# Requirements
Every entry that follows should be repeated exactly; drop the images.

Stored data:
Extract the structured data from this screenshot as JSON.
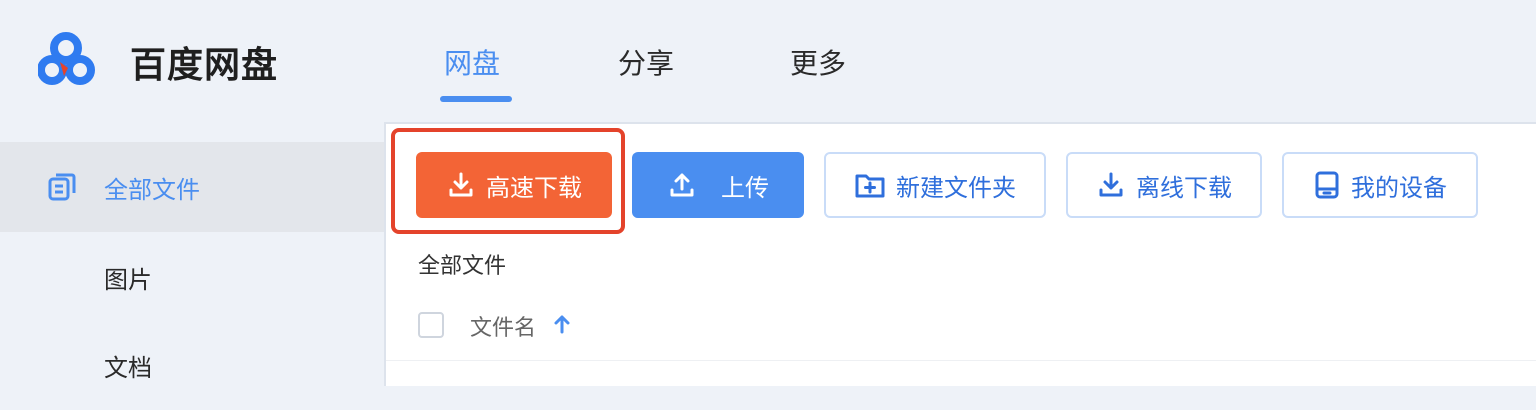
{
  "app": {
    "logo_text": "百度网盘"
  },
  "nav": {
    "tabs": [
      "网盘",
      "分享",
      "更多"
    ]
  },
  "sidebar": {
    "items": [
      "全部文件",
      "图片",
      "文档"
    ]
  },
  "toolbar": {
    "fast_download": "高速下载",
    "upload": "上传",
    "new_folder": "新建文件夹",
    "offline_download": "离线下载",
    "my_devices": "我的设备"
  },
  "breadcrumb": "全部文件",
  "file_list": {
    "column_name": "文件名"
  },
  "colors": {
    "accent": "#4a8ef0",
    "fast_download_bg": "#f36436",
    "highlight": "#e4432b"
  },
  "icons": {
    "logo": "baidu-cloud-logo",
    "sidebar_all_files": "files-icon",
    "fast_download": "download-icon",
    "upload": "upload-icon",
    "new_folder": "folder-plus-icon",
    "offline_download": "download-icon",
    "my_devices": "device-icon",
    "sort": "arrow-up-icon"
  }
}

# Task answer
Extract the structured data from this screenshot as JSON.
{
  "app": {
    "logo_text": "百度网盘"
  },
  "nav": {
    "tabs": [
      "网盘",
      "分享",
      "更多"
    ]
  },
  "sidebar": {
    "items": [
      "全部文件",
      "图片",
      "文档"
    ]
  },
  "toolbar": {
    "fast_download": "高速下载",
    "upload": "上传",
    "new_folder": "新建文件夹",
    "offline_download": "离线下载",
    "my_devices": "我的设备"
  },
  "breadcrumb": "全部文件",
  "file_list": {
    "column_name": "文件名"
  },
  "colors": {
    "accent": "#4a8ef0",
    "fast_download_bg": "#f36436",
    "highlight": "#e4432b"
  },
  "icons": {
    "logo": "baidu-cloud-logo",
    "sidebar_all_files": "files-icon",
    "fast_download": "download-icon",
    "upload": "upload-icon",
    "new_folder": "folder-plus-icon",
    "offline_download": "download-icon",
    "my_devices": "device-icon",
    "sort": "arrow-up-icon"
  }
}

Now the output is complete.